Instructions for the task
Omit all pictures. Copy the rest of the material exactly.

Data to process
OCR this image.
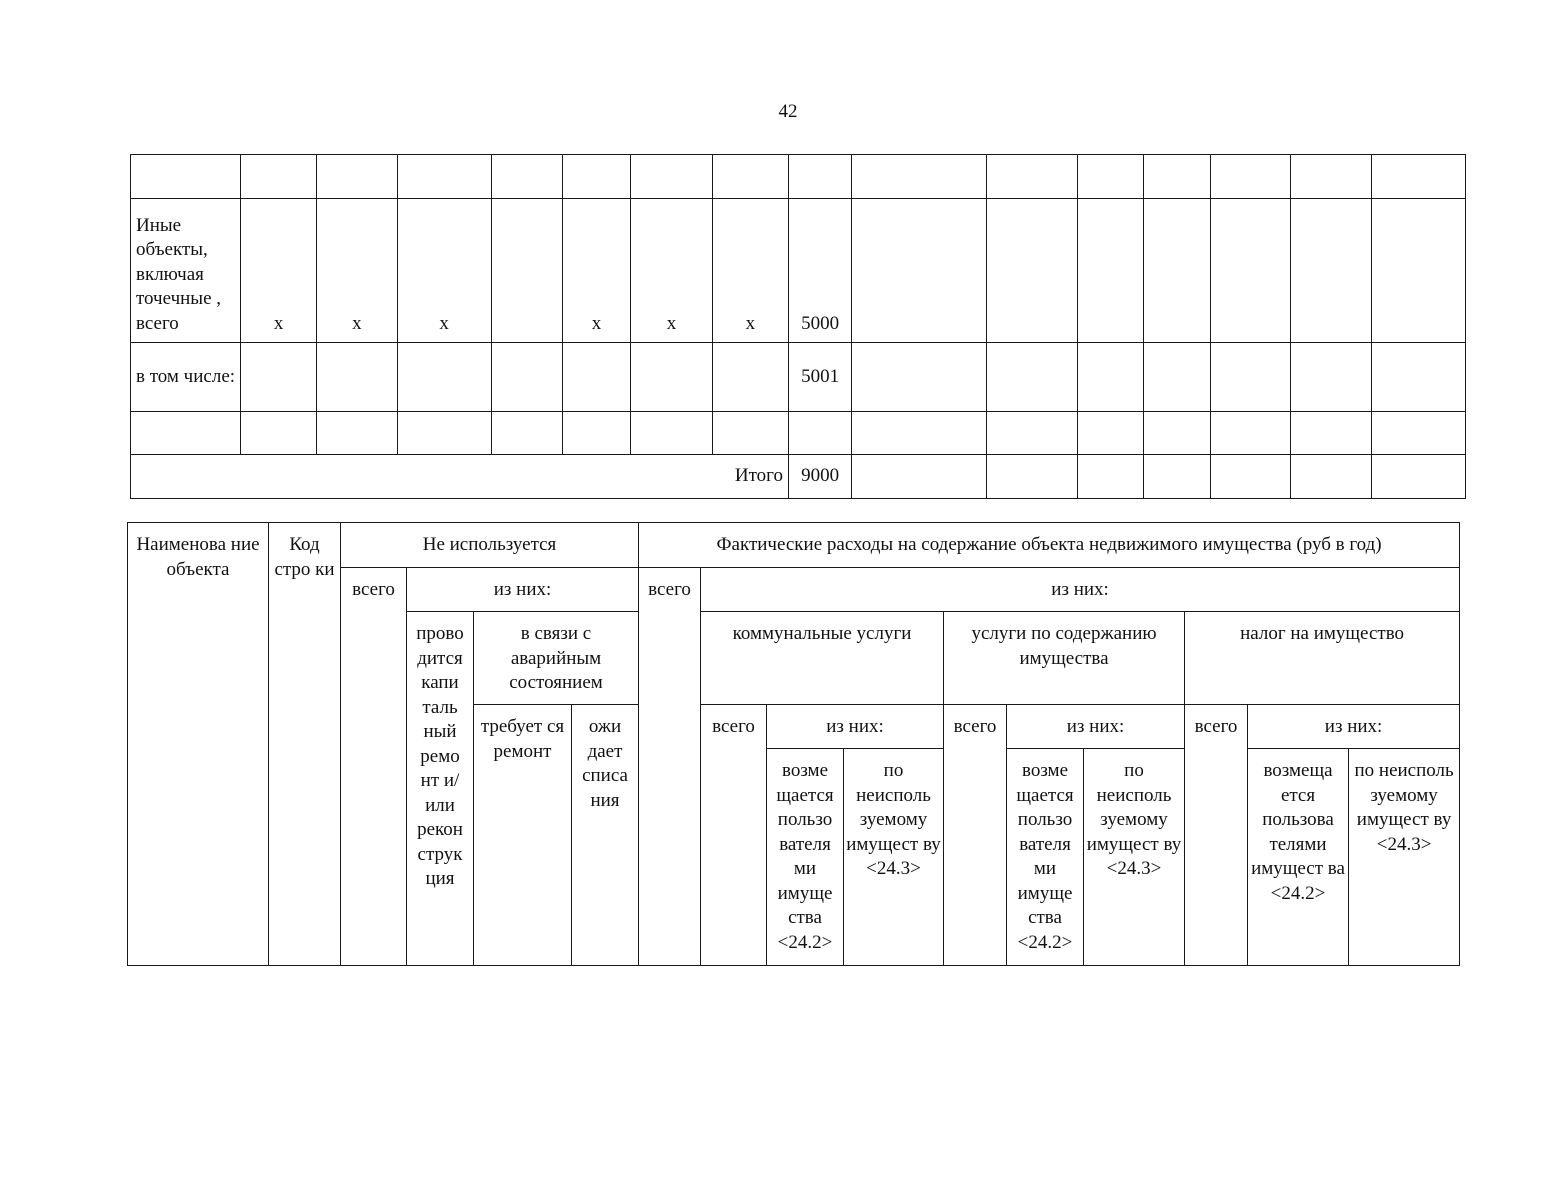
42

Иные объекты, включая точечные , всего	x	x	x		x	x	x	5000							
в том числе:								5001							

Итого								9000							
Наименова ние объекта	Код стро ки	Не используется				Фактические расходы на содержание объекта недвижимого имущества (руб в год)									
		всего	из них:			всего	из них:								
			прово дится капи таль ный ремо нт и/или рекон струк ция	в связи с аварийным состоянием			коммунальные услуги			услуги по содержанию имущества			налог на имущество		
				требует ся ремонт	ожи дает списа ния		всего	из них:		всего	из них:		всего	из них:	
								возме щается пользо вателя ми имуще ства <24.2>	по неисполь зуемому имущест ву <24.3>		возме щается пользо вателя ми имуще ства <24.2>	по неисполь зуемому имущест ву <24.3>		возмеща ется пользова телями имущест ва <24.2>	по неисполь зуемому имущест ву <24.3>
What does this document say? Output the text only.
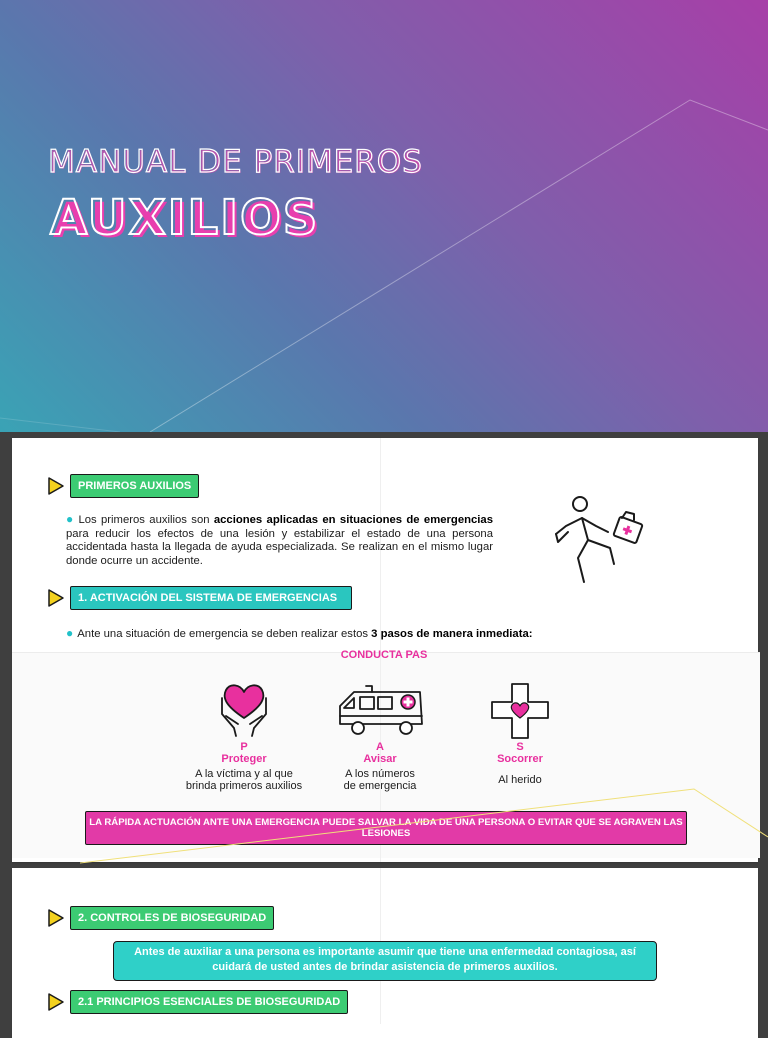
MANUAL DE PRIMEROS
AUXILIOS
PRIMEROS AUXILIOS
● Los primeros auxilios son acciones aplicadas en situaciones de emergencias para reducir los efectos de una lesión y estabilizar el estado de una persona accidentada hasta la llegada de ayuda especializada. Se realizan en el mismo lugar donde ocurre un accidente.
1. ACTIVACIÓN DEL SISTEMA DE EMERGENCIAS
● Ante una situación de emergencia se deben realizar estos 3 pasos de manera inmediata:
CONDUCTA PAS
P
Proteger
A la víctima y al que brinda primeros auxilios
A
Avisar
A los números de emergencia
S
Socorrer
Al herido
LA RÁPIDA ACTUACIÓN ANTE UNA EMERGENCIA PUEDE SALVAR LA VIDA DE UNA PERSONA O EVITAR QUE SE AGRAVEN LAS LESIONES
2. CONTROLES DE BIOSEGURIDAD
Antes de auxiliar a una persona es importante asumir que tiene una enfermedad contagiosa, así cuidará de usted antes de brindar asistencia de primeros auxilios.
2.1 PRINCIPIOS ESENCIALES DE BIOSEGURIDAD
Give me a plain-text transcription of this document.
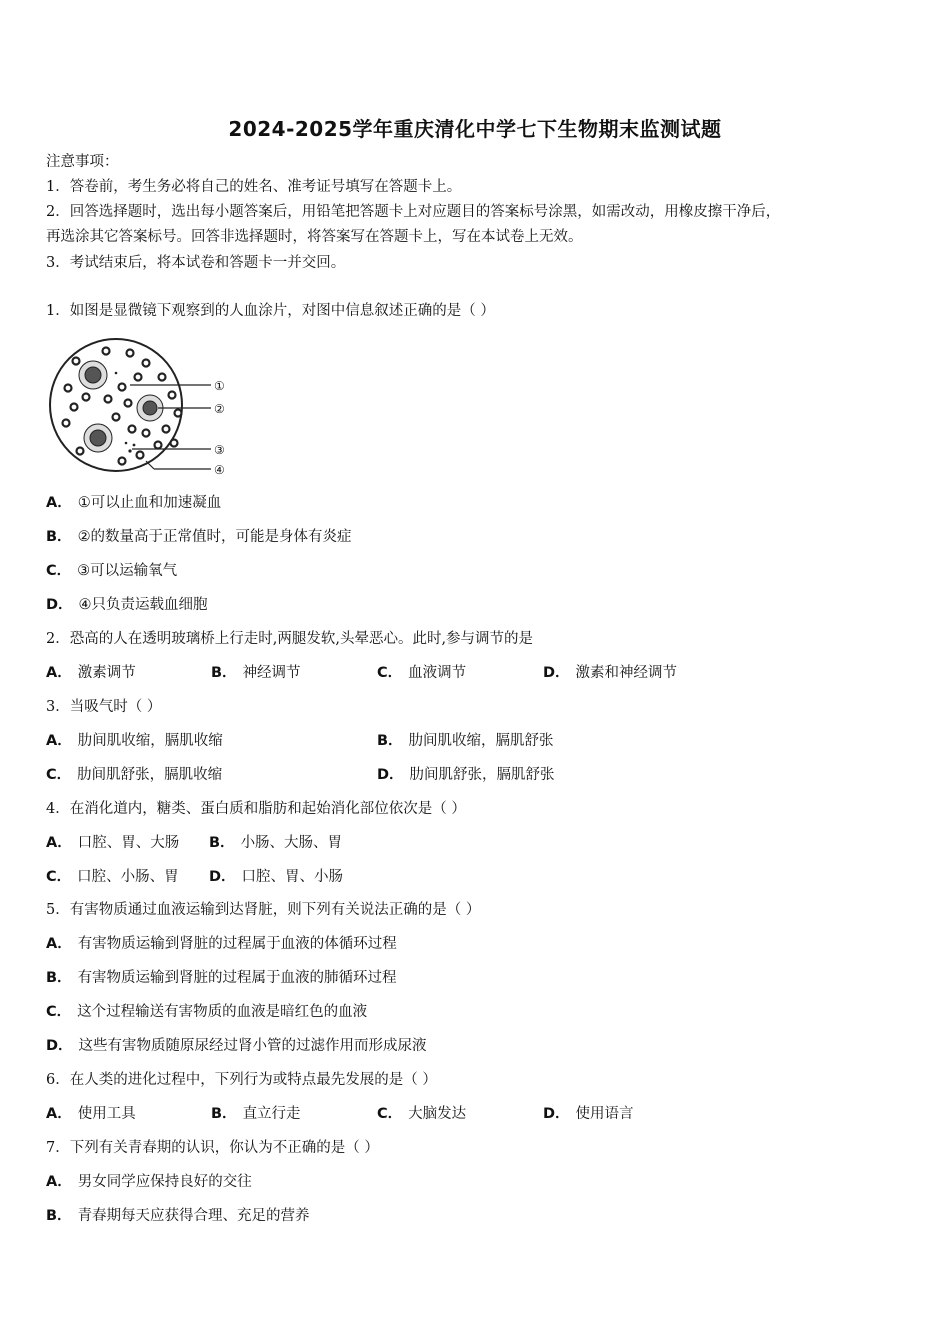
2024-2025学年重庆清化中学七下生物期末监测试题
注意事项：
1．答卷前，考生务必将自己的姓名、准考证号填写在答题卡上。
2．回答选择题时，选出每小题答案后，用铅笔把答题卡上对应题目的答案标号涂黑，如需改动，用橡皮擦干净后，
再选涂其它答案标号。回答非选择题时，将答案写在答题卡上，写在本试卷上无效。
3．考试结束后，将本试卷和答题卡一并交回。
1．如图是显微镜下观察到的人血涂片，对图中信息叙述正确的是（ ）
①
②
③
④
A． ①可以止血和加速凝血
B． ②的数量高于正常值时，可能是身体有炎症
C． ③可以运输氧气
D． ④只负责运载血细胞
2．恐高的人在透明玻璃桥上行走时,两腿发软,头晕恶心。此时,参与调节的是
A． 激素调节	B． 神经调节	C． 血液调节	D． 激素和神经调节
3．当吸气时（ ）
A． 肋间肌收缩，膈肌收缩	B． 肋间肌收缩，膈肌舒张
C． 肋间肌舒张，膈肌收缩	D． 肋间肌舒张，膈肌舒张
4．在消化道内，糖类、蛋白质和脂肪和起始消化部位依次是（ ）
A． 口腔、胃、大肠 B． 小肠、大肠、胃
C． 口腔、小肠、胃 D． 口腔、胃、小肠
5．有害物质通过血液运输到达肾脏，则下列有关说法正确的是（ ）
A． 有害物质运输到肾脏的过程属于血液的体循环过程
B． 有害物质运输到肾脏的过程属于血液的肺循环过程
C． 这个过程输送有害物质的血液是暗红色的血液
D． 这些有害物质随原尿经过肾小管的过滤作用而形成尿液
6．在人类的进化过程中，下列行为或特点最先发展的是（ ）
A． 使用工具	B． 直立行走	C． 大脑发达	D． 使用语言
7．下列有关青春期的认识，你认为不正确的是（ ）
A． 男女同学应保持良好的交往
B． 青春期每天应获得合理、充足的营养
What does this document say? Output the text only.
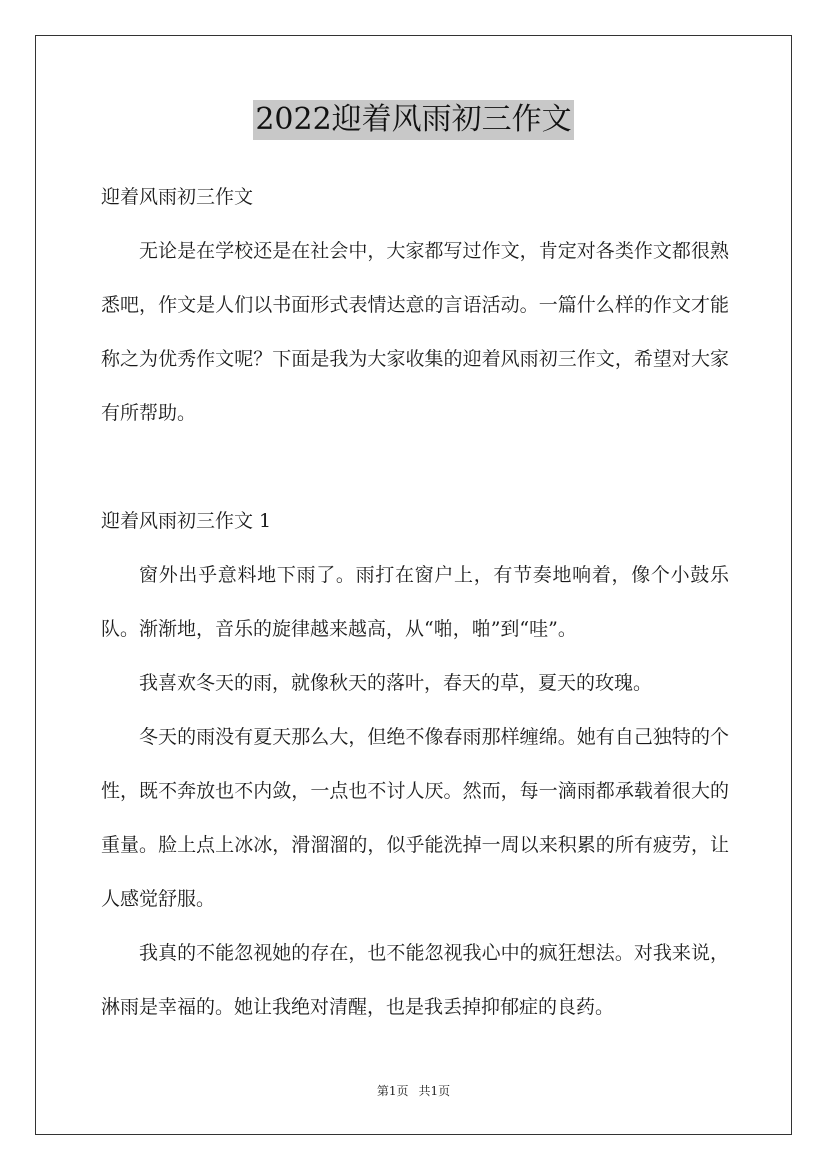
2022迎着风雨初三作文

迎着风雨初三作文

无论是在学校还是在社会中，大家都写过作文，肯定对各类作文都很熟悉吧，作文是人们以书面形式表情达意的言语活动。一篇什么样的作文才能称之为优秀作文呢？下面是我为大家收集的迎着风雨初三作文，希望对大家有所帮助。

迎着风雨初三作文 1

窗外出乎意料地下雨了。雨打在窗户上，有节奏地响着，像个小鼓乐队。渐渐地，音乐的旋律越来越高，从“啪，啪”到“哇”。

我喜欢冬天的雨，就像秋天的落叶，春天的草，夏天的玫瑰。

冬天的雨没有夏天那么大，但绝不像春雨那样缠绵。她有自己独特的个性，既不奔放也不内敛，一点也不讨人厌。然而，每一滴雨都承载着很大的重量。脸上点上冰冰，滑溜溜的，似乎能洗掉一周以来积累的所有疲劳，让人感觉舒服。

我真的不能忽视她的存在，也不能忽视我心中的疯狂想法。对我来说，淋雨是幸福的。她让我绝对清醒，也是我丢掉抑郁症的良药。

第1页 共1页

Finished answer
OCR this image.
42

Иные объекты, включая точечные , всего	x	x	x		x	x	x	5000							
в том числе:								5001							

Итого								9000							
Наименова ние объекта	Код стро ки	Не используется				Фактические расходы на содержание объекта недвижимого имущества (руб в год)									
		всего	из них:			всего	из них:								
			прово дится капи таль ный ремо нт и/или рекон струк ция	в связи с аварийным состоянием			коммунальные услуги			услуги по содержанию имущества			налог на имущество		
				требует ся ремонт	ожи дает списа ния		всего	из них:		всего	из них:		всего	из них:	
								возме щается пользо вателя ми имуще ства <24.2>	по неисполь зуемому имущест ву <24.3>		возме щается пользо вателя ми имуще ства <24.2>	по неисполь зуемому имущест ву <24.3>		возмеща ется пользова телями имущест ва <24.2>	по неисполь зуемому имущест ву <24.3>
What does this document say? Output the text only.
MANUAL DE PRIMEROS
AUXILIOS
PRIMEROS AUXILIOS
● Los primeros auxilios son acciones aplicadas en situaciones de emergencias para reducir los efectos de una lesión y estabilizar el estado de una persona accidentada hasta la llegada de ayuda especializada. Se realizan en el mismo lugar donde ocurre un accidente.
1. ACTIVACIÓN DEL SISTEMA DE EMERGENCIAS
● Ante una situación de emergencia se deben realizar estos 3 pasos de manera inmediata:
CONDUCTA PAS
P
Proteger
A la víctima y al que brinda primeros auxilios
A
Avisar
A los números de emergencia
S
Socorrer
Al herido
LA RÁPIDA ACTUACIÓN ANTE UNA EMERGENCIA PUEDE SALVAR LA VIDA DE UNA PERSONA O EVITAR QUE SE AGRAVEN LAS LESIONES
2. CONTROLES DE BIOSEGURIDAD
Antes de auxiliar a una persona es importante asumir que tiene una enfermedad contagiosa, así cuidará de usted antes de brindar asistencia de primeros auxilios.
2.1 PRINCIPIOS ESENCIALES DE BIOSEGURIDAD
Give me a plain-text transcription of this document.
2024-2025学年重庆清化中学七下生物期末监测试题
注意事项：
1．答卷前，考生务必将自己的姓名、准考证号填写在答题卡上。
2．回答选择题时，选出每小题答案后，用铅笔把答题卡上对应题目的答案标号涂黑，如需改动，用橡皮擦干净后，
再选涂其它答案标号。回答非选择题时，将答案写在答题卡上，写在本试卷上无效。
3．考试结束后，将本试卷和答题卡一并交回。
1．如图是显微镜下观察到的人血涂片，对图中信息叙述正确的是（ ）
①
②
③
④
A． ①可以止血和加速凝血
B． ②的数量高于正常值时，可能是身体有炎症
C． ③可以运输氧气
D． ④只负责运载血细胞
2．恐高的人在透明玻璃桥上行走时,两腿发软,头晕恶心。此时,参与调节的是
A． 激素调节	B． 神经调节	C． 血液调节	D． 激素和神经调节
3．当吸气时（ ）
A． 肋间肌收缩，膈肌收缩	B． 肋间肌收缩，膈肌舒张
C． 肋间肌舒张，膈肌收缩	D． 肋间肌舒张，膈肌舒张
4．在消化道内，糖类、蛋白质和脂肪和起始消化部位依次是（ ）
A． 口腔、胃、大肠 B． 小肠、大肠、胃
C． 口腔、小肠、胃 D． 口腔、胃、小肠
5．有害物质通过血液运输到达肾脏，则下列有关说法正确的是（ ）
A． 有害物质运输到肾脏的过程属于血液的体循环过程
B． 有害物质运输到肾脏的过程属于血液的肺循环过程
C． 这个过程输送有害物质的血液是暗红色的血液
D． 这些有害物质随原尿经过肾小管的过滤作用而形成尿液
6．在人类的进化过程中，下列行为或特点最先发展的是（ ）
A． 使用工具	B． 直立行走	C． 大脑发达	D． 使用语言
7．下列有关青春期的认识，你认为不正确的是（ ）
A． 男女同学应保持良好的交往
B． 青春期每天应获得合理、充足的营养
What does this document say? Output the text only.
2022迎着风雨初三作文

迎着风雨初三作文

无论是在学校还是在社会中，大家都写过作文，肯定对各类作文都很熟悉吧，作文是人们以书面形式表情达意的言语活动。一篇什么样的作文才能称之为优秀作文呢？下面是我为大家收集的迎着风雨初三作文，希望对大家有所帮助。

迎着风雨初三作文 1

窗外出乎意料地下雨了。雨打在窗户上，有节奏地响着，像个小鼓乐队。渐渐地，音乐的旋律越来越高，从“啪，啪”到“哇”。

我喜欢冬天的雨，就像秋天的落叶，春天的草，夏天的玫瑰。

冬天的雨没有夏天那么大，但绝不像春雨那样缠绵。她有自己独特的个性，既不奔放也不内敛，一点也不讨人厌。然而，每一滴雨都承载着很大的重量。脸上点上冰冰，滑溜溜的，似乎能洗掉一周以来积累的所有疲劳，让人感觉舒服。

我真的不能忽视她的存在，也不能忽视我心中的疯狂想法。对我来说，淋雨是幸福的。她让我绝对清醒，也是我丢掉抑郁症的良药。

第1页 共1页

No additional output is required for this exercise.